Stored records:
- - -

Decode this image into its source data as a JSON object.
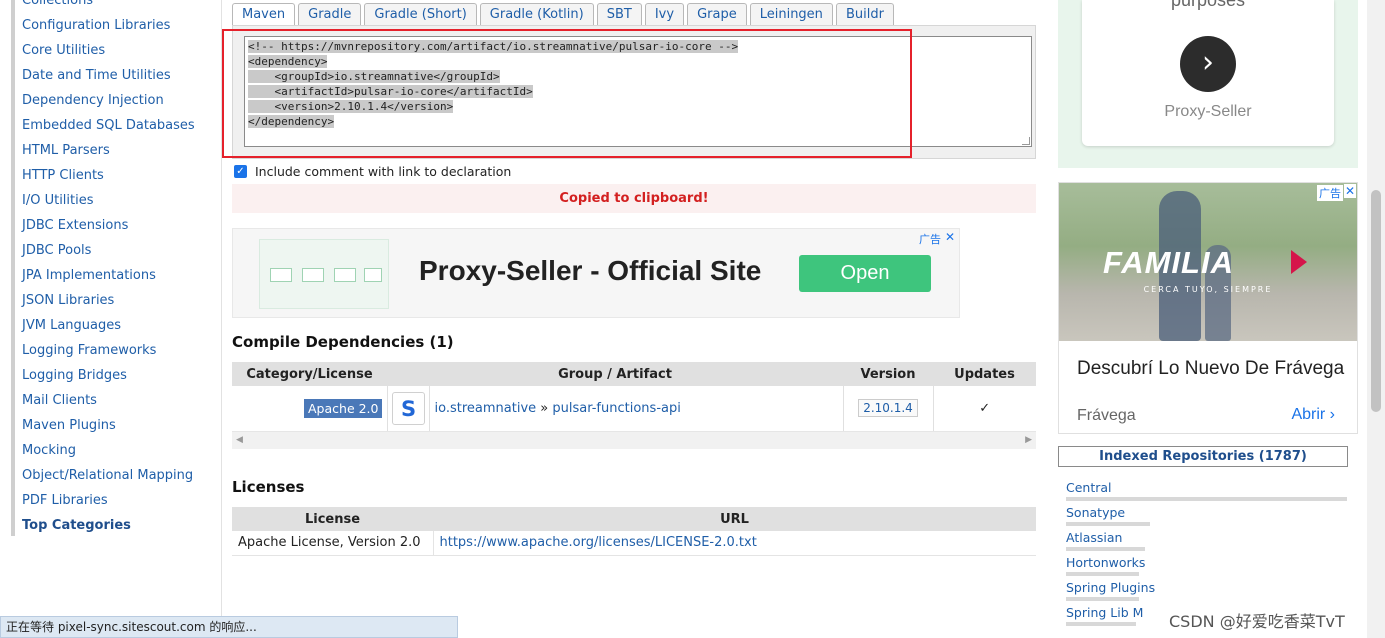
{
  "sidebar": {
    "items": [
      "Collections",
      "Configuration Libraries",
      "Core Utilities",
      "Date and Time Utilities",
      "Dependency Injection",
      "Embedded SQL Databases",
      "HTML Parsers",
      "HTTP Clients",
      "I/O Utilities",
      "JDBC Extensions",
      "JDBC Pools",
      "JPA Implementations",
      "JSON Libraries",
      "JVM Languages",
      "Logging Frameworks",
      "Logging Bridges",
      "Mail Clients",
      "Maven Plugins",
      "Mocking",
      "Object/Relational Mapping",
      "PDF Libraries"
    ],
    "top_categories": "Top Categories"
  },
  "tabs": [
    "Maven",
    "Gradle",
    "Gradle (Short)",
    "Gradle (Kotlin)",
    "SBT",
    "Ivy",
    "Grape",
    "Leiningen",
    "Buildr"
  ],
  "snippet": {
    "lines": [
      "<!-- https://mvnrepository.com/artifact/io.streamnative/pulsar-io-core -->",
      "<dependency>",
      "    <groupId>io.streamnative</groupId>",
      "    <artifactId>pulsar-io-core</artifactId>",
      "    <version>2.10.1.4</version>",
      "</dependency>"
    ]
  },
  "include_comment": {
    "label": "Include comment with link to declaration",
    "checked": true,
    "check_glyph": "✓"
  },
  "copied_message": "Copied to clipboard!",
  "ad_banner": {
    "headline": "Proxy-Seller - Official Site",
    "button": "Open",
    "ad_label": "广告",
    "close": "✕"
  },
  "compile_deps": {
    "title": "Compile Dependencies (1)",
    "headers": [
      "Category/License",
      "Group / Artifact",
      "Version",
      "Updates"
    ],
    "row": {
      "license": "Apache 2.0",
      "group": "io.streamnative",
      "separator": "»",
      "artifact": "pulsar-functions-api",
      "version": "2.10.1.4",
      "updates": "✓"
    },
    "scroll_left": "◀",
    "scroll_right": "▶"
  },
  "licenses": {
    "title": "Licenses",
    "headers": [
      "License",
      "URL"
    ],
    "row": {
      "license": "Apache License, Version 2.0",
      "url": "https://www.apache.org/licenses/LICENSE-2.0.txt"
    }
  },
  "right_ad_top": {
    "text": "purposes",
    "arrow": "›",
    "brand": "Proxy-Seller"
  },
  "right_ad_bottom": {
    "logo": "FAMILIA",
    "tagline": "CERCA TUYO, SIEMPRE",
    "title": "Descubrí Lo Nuevo De Frávega",
    "advertiser": "Frávega",
    "cta": "Abrir ›",
    "ad_label": "广告",
    "close": "✕"
  },
  "indexed_repos": {
    "title": "Indexed Repositories (1787)",
    "items": [
      {
        "name": "Central",
        "share": 1.0
      },
      {
        "name": "Sonatype",
        "share": 0.3
      },
      {
        "name": "Atlassian",
        "share": 0.28
      },
      {
        "name": "Hortonworks",
        "share": 0.26
      },
      {
        "name": "Spring Plugins",
        "share": 0.26
      },
      {
        "name": "Spring Lib M",
        "share": 0.25
      }
    ]
  },
  "status_bar": "正在等待 pixel-sync.sitescout.com 的响应...",
  "watermark": "CSDN @好爱吃香菜TvT"
}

- - -

(Brief): Copy each line above that contains the word "https".

(Task response):
      "<!-- https://mvnrepository.com/artifact/io.streamnative/pulsar-io-core -->",
      "url": "https://www.apache.org/licenses/LICENSE-2.0.txt"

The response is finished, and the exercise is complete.